WHAT YOU WILL DO. Reproduce all of the material exactly as shown.

MATERIAL.
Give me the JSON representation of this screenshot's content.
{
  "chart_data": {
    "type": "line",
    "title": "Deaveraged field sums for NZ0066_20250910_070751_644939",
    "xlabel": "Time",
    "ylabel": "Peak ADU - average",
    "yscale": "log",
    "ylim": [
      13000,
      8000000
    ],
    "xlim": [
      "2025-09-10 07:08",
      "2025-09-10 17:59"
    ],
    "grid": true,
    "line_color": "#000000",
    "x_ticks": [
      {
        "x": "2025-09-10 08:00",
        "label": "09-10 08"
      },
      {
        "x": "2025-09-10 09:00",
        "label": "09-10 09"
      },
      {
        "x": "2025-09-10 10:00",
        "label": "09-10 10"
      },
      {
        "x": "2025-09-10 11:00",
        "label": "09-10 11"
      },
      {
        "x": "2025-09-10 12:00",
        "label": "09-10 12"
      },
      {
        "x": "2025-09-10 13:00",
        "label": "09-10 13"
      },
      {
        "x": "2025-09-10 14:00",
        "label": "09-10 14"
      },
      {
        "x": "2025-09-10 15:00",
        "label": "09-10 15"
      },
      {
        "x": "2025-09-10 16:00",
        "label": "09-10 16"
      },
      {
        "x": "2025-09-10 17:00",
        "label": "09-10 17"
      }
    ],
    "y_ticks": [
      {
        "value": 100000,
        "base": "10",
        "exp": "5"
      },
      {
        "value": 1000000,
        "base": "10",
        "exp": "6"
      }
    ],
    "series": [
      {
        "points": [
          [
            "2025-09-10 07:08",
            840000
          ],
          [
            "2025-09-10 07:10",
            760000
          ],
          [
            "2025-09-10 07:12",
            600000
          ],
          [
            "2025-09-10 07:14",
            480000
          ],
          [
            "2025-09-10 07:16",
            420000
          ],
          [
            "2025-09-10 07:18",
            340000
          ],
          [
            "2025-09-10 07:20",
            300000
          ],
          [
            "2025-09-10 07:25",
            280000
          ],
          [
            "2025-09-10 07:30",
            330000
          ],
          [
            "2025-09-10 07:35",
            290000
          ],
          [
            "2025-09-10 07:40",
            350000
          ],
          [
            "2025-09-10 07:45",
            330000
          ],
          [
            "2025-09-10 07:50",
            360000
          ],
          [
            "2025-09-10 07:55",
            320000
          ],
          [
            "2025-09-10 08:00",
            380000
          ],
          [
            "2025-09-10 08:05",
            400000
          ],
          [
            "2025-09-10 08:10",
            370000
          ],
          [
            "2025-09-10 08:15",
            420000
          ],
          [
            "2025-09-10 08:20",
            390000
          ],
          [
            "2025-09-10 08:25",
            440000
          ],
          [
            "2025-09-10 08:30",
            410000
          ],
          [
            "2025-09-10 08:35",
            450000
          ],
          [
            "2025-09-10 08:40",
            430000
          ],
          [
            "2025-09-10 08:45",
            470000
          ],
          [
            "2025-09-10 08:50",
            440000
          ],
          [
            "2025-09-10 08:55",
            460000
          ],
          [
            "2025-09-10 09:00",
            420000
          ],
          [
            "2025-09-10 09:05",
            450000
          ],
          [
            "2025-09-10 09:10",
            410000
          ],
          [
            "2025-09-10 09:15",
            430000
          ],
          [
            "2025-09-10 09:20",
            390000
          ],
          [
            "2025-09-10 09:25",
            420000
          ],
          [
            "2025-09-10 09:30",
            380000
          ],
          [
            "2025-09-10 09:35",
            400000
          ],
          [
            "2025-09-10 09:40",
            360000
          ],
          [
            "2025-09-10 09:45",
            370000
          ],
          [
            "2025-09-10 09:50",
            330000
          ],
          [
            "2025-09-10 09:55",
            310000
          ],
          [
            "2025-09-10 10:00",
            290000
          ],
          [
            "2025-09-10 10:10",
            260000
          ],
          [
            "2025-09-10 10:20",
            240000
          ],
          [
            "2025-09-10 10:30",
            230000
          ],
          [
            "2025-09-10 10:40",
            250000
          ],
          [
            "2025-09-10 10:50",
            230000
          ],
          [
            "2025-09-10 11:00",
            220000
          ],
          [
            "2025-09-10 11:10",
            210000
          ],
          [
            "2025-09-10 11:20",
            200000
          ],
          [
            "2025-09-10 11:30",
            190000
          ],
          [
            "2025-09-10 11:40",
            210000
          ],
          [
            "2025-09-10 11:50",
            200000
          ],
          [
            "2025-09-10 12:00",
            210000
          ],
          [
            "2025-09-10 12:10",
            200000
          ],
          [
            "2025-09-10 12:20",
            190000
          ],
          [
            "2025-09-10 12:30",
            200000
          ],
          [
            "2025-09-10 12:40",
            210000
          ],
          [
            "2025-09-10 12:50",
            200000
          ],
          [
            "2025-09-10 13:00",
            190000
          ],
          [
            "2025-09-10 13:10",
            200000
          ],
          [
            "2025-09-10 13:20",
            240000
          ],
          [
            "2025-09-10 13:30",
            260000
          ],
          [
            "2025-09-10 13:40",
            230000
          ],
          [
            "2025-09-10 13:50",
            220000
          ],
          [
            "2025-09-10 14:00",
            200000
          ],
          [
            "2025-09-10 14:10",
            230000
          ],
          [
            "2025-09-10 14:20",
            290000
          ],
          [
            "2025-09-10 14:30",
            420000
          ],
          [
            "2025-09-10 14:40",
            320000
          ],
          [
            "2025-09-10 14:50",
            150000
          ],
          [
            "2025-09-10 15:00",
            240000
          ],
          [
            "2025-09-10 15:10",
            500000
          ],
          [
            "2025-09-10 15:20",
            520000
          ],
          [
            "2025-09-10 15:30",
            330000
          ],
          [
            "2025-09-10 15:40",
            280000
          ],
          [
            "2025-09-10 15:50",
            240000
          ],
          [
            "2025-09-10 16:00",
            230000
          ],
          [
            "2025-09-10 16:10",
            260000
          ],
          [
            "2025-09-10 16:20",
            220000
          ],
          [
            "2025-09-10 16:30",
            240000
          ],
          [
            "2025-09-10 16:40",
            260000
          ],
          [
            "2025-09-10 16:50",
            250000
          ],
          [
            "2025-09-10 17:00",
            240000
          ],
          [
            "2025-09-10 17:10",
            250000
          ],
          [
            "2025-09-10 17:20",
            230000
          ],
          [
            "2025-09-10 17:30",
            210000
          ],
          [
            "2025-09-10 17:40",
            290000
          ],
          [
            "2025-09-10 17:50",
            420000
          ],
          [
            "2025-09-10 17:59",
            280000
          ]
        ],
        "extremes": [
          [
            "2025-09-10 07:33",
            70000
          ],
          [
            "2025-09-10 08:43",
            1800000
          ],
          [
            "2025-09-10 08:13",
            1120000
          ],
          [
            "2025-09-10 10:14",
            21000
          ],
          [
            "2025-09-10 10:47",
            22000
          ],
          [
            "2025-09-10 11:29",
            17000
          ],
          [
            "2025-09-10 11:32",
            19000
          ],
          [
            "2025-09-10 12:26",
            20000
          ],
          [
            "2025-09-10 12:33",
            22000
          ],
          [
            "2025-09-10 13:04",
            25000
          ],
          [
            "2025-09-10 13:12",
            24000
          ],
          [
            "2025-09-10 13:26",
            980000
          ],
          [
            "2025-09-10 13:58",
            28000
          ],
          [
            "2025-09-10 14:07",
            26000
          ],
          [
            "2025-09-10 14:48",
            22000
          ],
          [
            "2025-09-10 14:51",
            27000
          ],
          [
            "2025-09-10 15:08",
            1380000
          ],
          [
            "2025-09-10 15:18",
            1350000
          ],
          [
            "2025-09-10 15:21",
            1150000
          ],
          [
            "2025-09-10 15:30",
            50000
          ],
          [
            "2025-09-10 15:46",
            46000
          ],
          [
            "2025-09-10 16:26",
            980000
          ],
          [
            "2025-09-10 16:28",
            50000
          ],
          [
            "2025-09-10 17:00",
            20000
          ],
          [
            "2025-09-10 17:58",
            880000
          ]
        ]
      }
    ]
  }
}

EXERCISE SOLUTION.
Give me the JSON representation of this screenshot's content.
{
  "chart_data": {
    "type": "line",
    "title": "Deaveraged field sums for NZ0066_20250910_070751_644939",
    "xlabel": "Time",
    "ylabel": "Peak ADU - average",
    "yscale": "log",
    "ylim": [
      13000,
      8000000
    ],
    "xlim": [
      "2025-09-10 07:08",
      "2025-09-10 17:59"
    ],
    "grid": true,
    "line_color": "#000000",
    "x_ticks": [
      {
        "x": "2025-09-10 08:00",
        "label": "09-10 08"
      },
      {
        "x": "2025-09-10 09:00",
        "label": "09-10 09"
      },
      {
        "x": "2025-09-10 10:00",
        "label": "09-10 10"
      },
      {
        "x": "2025-09-10 11:00",
        "label": "09-10 11"
      },
      {
        "x": "2025-09-10 12:00",
        "label": "09-10 12"
      },
      {
        "x": "2025-09-10 13:00",
        "label": "09-10 13"
      },
      {
        "x": "2025-09-10 14:00",
        "label": "09-10 14"
      },
      {
        "x": "2025-09-10 15:00",
        "label": "09-10 15"
      },
      {
        "x": "2025-09-10 16:00",
        "label": "09-10 16"
      },
      {
        "x": "2025-09-10 17:00",
        "label": "09-10 17"
      }
    ],
    "y_ticks": [
      {
        "value": 100000,
        "base": "10",
        "exp": "5"
      },
      {
        "value": 1000000,
        "base": "10",
        "exp": "6"
      }
    ],
    "series": [
      {
        "points": [
          [
            "2025-09-10 07:08",
            840000
          ],
          [
            "2025-09-10 07:10",
            760000
          ],
          [
            "2025-09-10 07:12",
            600000
          ],
          [
            "2025-09-10 07:14",
            480000
          ],
          [
            "2025-09-10 07:16",
            420000
          ],
          [
            "2025-09-10 07:18",
            340000
          ],
          [
            "2025-09-10 07:20",
            300000
          ],
          [
            "2025-09-10 07:25",
            280000
          ],
          [
            "2025-09-10 07:30",
            330000
          ],
          [
            "2025-09-10 07:35",
            290000
          ],
          [
            "2025-09-10 07:40",
            350000
          ],
          [
            "2025-09-10 07:45",
            330000
          ],
          [
            "2025-09-10 07:50",
            360000
          ],
          [
            "2025-09-10 07:55",
            320000
          ],
          [
            "2025-09-10 08:00",
            380000
          ],
          [
            "2025-09-10 08:05",
            400000
          ],
          [
            "2025-09-10 08:10",
            370000
          ],
          [
            "2025-09-10 08:15",
            420000
          ],
          [
            "2025-09-10 08:20",
            390000
          ],
          [
            "2025-09-10 08:25",
            440000
          ],
          [
            "2025-09-10 08:30",
            410000
          ],
          [
            "2025-09-10 08:35",
            450000
          ],
          [
            "2025-09-10 08:40",
            430000
          ],
          [
            "2025-09-10 08:45",
            470000
          ],
          [
            "2025-09-10 08:50",
            440000
          ],
          [
            "2025-09-10 08:55",
            460000
          ],
          [
            "2025-09-10 09:00",
            420000
          ],
          [
            "2025-09-10 09:05",
            450000
          ],
          [
            "2025-09-10 09:10",
            410000
          ],
          [
            "2025-09-10 09:15",
            430000
          ],
          [
            "2025-09-10 09:20",
            390000
          ],
          [
            "2025-09-10 09:25",
            420000
          ],
          [
            "2025-09-10 09:30",
            380000
          ],
          [
            "2025-09-10 09:35",
            400000
          ],
          [
            "2025-09-10 09:40",
            360000
          ],
          [
            "2025-09-10 09:45",
            370000
          ],
          [
            "2025-09-10 09:50",
            330000
          ],
          [
            "2025-09-10 09:55",
            310000
          ],
          [
            "2025-09-10 10:00",
            290000
          ],
          [
            "2025-09-10 10:10",
            260000
          ],
          [
            "2025-09-10 10:20",
            240000
          ],
          [
            "2025-09-10 10:30",
            230000
          ],
          [
            "2025-09-10 10:40",
            250000
          ],
          [
            "2025-09-10 10:50",
            230000
          ],
          [
            "2025-09-10 11:00",
            220000
          ],
          [
            "2025-09-10 11:10",
            210000
          ],
          [
            "2025-09-10 11:20",
            200000
          ],
          [
            "2025-09-10 11:30",
            190000
          ],
          [
            "2025-09-10 11:40",
            210000
          ],
          [
            "2025-09-10 11:50",
            200000
          ],
          [
            "2025-09-10 12:00",
            210000
          ],
          [
            "2025-09-10 12:10",
            200000
          ],
          [
            "2025-09-10 12:20",
            190000
          ],
          [
            "2025-09-10 12:30",
            200000
          ],
          [
            "2025-09-10 12:40",
            210000
          ],
          [
            "2025-09-10 12:50",
            200000
          ],
          [
            "2025-09-10 13:00",
            190000
          ],
          [
            "2025-09-10 13:10",
            200000
          ],
          [
            "2025-09-10 13:20",
            240000
          ],
          [
            "2025-09-10 13:30",
            260000
          ],
          [
            "2025-09-10 13:40",
            230000
          ],
          [
            "2025-09-10 13:50",
            220000
          ],
          [
            "2025-09-10 14:00",
            200000
          ],
          [
            "2025-09-10 14:10",
            230000
          ],
          [
            "2025-09-10 14:20",
            290000
          ],
          [
            "2025-09-10 14:30",
            420000
          ],
          [
            "2025-09-10 14:40",
            320000
          ],
          [
            "2025-09-10 14:50",
            150000
          ],
          [
            "2025-09-10 15:00",
            240000
          ],
          [
            "2025-09-10 15:10",
            500000
          ],
          [
            "2025-09-10 15:20",
            520000
          ],
          [
            "2025-09-10 15:30",
            330000
          ],
          [
            "2025-09-10 15:40",
            280000
          ],
          [
            "2025-09-10 15:50",
            240000
          ],
          [
            "2025-09-10 16:00",
            230000
          ],
          [
            "2025-09-10 16:10",
            260000
          ],
          [
            "2025-09-10 16:20",
            220000
          ],
          [
            "2025-09-10 16:30",
            240000
          ],
          [
            "2025-09-10 16:40",
            260000
          ],
          [
            "2025-09-10 16:50",
            250000
          ],
          [
            "2025-09-10 17:00",
            240000
          ],
          [
            "2025-09-10 17:10",
            250000
          ],
          [
            "2025-09-10 17:20",
            230000
          ],
          [
            "2025-09-10 17:30",
            210000
          ],
          [
            "2025-09-10 17:40",
            290000
          ],
          [
            "2025-09-10 17:50",
            420000
          ],
          [
            "2025-09-10 17:59",
            280000
          ]
        ],
        "extremes": [
          [
            "2025-09-10 07:33",
            70000
          ],
          [
            "2025-09-10 08:43",
            1800000
          ],
          [
            "2025-09-10 08:13",
            1120000
          ],
          [
            "2025-09-10 10:14",
            21000
          ],
          [
            "2025-09-10 10:47",
            22000
          ],
          [
            "2025-09-10 11:29",
            17000
          ],
          [
            "2025-09-10 11:32",
            19000
          ],
          [
            "2025-09-10 12:26",
            20000
          ],
          [
            "2025-09-10 12:33",
            22000
          ],
          [
            "2025-09-10 13:04",
            25000
          ],
          [
            "2025-09-10 13:12",
            24000
          ],
          [
            "2025-09-10 13:26",
            980000
          ],
          [
            "2025-09-10 13:58",
            28000
          ],
          [
            "2025-09-10 14:07",
            26000
          ],
          [
            "2025-09-10 14:48",
            22000
          ],
          [
            "2025-09-10 14:51",
            27000
          ],
          [
            "2025-09-10 15:08",
            1380000
          ],
          [
            "2025-09-10 15:18",
            1350000
          ],
          [
            "2025-09-10 15:21",
            1150000
          ],
          [
            "2025-09-10 15:30",
            50000
          ],
          [
            "2025-09-10 15:46",
            46000
          ],
          [
            "2025-09-10 16:26",
            980000
          ],
          [
            "2025-09-10 16:28",
            50000
          ],
          [
            "2025-09-10 17:00",
            20000
          ],
          [
            "2025-09-10 17:58",
            880000
          ]
        ]
      }
    ]
  }
}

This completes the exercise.